Exercise details: Reproduce exactly the lines from the one containing "Extract the structured" through the end of the listing, minus the pictures.

Information supplied:
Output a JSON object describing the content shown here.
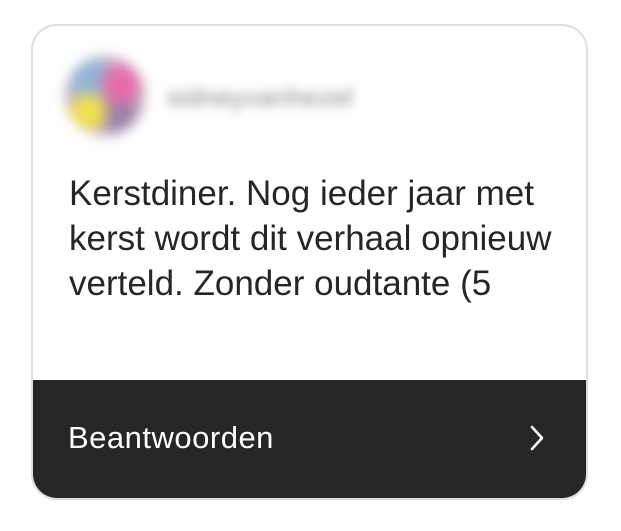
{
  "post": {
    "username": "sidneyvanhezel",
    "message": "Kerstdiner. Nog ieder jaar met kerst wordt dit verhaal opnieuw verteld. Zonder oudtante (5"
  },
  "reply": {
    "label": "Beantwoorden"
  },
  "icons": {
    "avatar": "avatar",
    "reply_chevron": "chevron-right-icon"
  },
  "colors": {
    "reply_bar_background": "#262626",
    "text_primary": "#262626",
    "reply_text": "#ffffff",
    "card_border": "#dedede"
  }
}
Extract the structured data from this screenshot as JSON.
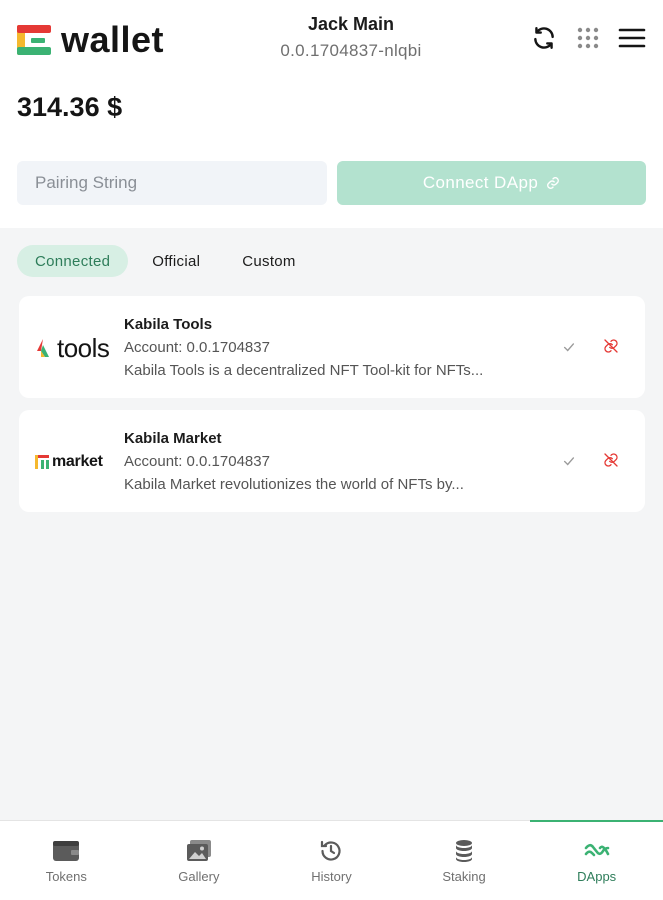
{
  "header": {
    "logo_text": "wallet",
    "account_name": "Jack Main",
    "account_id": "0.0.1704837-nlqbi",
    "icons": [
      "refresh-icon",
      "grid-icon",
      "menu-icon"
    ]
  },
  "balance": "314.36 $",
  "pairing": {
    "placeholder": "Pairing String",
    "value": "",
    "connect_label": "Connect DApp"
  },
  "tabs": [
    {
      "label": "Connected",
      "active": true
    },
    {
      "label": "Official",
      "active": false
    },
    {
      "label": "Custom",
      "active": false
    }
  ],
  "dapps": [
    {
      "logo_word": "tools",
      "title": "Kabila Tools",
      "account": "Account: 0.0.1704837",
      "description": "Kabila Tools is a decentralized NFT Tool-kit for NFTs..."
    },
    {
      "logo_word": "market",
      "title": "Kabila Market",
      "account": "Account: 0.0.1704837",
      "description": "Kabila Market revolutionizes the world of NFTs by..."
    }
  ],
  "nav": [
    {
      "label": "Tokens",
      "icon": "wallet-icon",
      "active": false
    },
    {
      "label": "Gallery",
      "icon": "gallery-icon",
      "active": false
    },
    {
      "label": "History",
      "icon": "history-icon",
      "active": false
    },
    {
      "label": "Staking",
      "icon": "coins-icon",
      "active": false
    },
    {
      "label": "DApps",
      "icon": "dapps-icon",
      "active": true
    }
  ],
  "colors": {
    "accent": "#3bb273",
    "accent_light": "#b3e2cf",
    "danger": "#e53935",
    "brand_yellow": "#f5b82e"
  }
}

Result:
Extract the structured data from this screenshot as JSON.
{
  "header": {
    "logo_text": "wallet",
    "account_name": "Jack Main",
    "account_id": "0.0.1704837-nlqbi",
    "icons": [
      "refresh-icon",
      "grid-icon",
      "menu-icon"
    ]
  },
  "balance": "314.36 $",
  "pairing": {
    "placeholder": "Pairing String",
    "value": "",
    "connect_label": "Connect DApp"
  },
  "tabs": [
    {
      "label": "Connected",
      "active": true
    },
    {
      "label": "Official",
      "active": false
    },
    {
      "label": "Custom",
      "active": false
    }
  ],
  "dapps": [
    {
      "logo_word": "tools",
      "title": "Kabila Tools",
      "account": "Account: 0.0.1704837",
      "description": "Kabila Tools is a decentralized NFT Tool-kit for NFTs..."
    },
    {
      "logo_word": "market",
      "title": "Kabila Market",
      "account": "Account: 0.0.1704837",
      "description": "Kabila Market revolutionizes the world of NFTs by..."
    }
  ],
  "nav": [
    {
      "label": "Tokens",
      "icon": "wallet-icon",
      "active": false
    },
    {
      "label": "Gallery",
      "icon": "gallery-icon",
      "active": false
    },
    {
      "label": "History",
      "icon": "history-icon",
      "active": false
    },
    {
      "label": "Staking",
      "icon": "coins-icon",
      "active": false
    },
    {
      "label": "DApps",
      "icon": "dapps-icon",
      "active": true
    }
  ],
  "colors": {
    "accent": "#3bb273",
    "accent_light": "#b3e2cf",
    "danger": "#e53935",
    "brand_yellow": "#f5b82e"
  }
}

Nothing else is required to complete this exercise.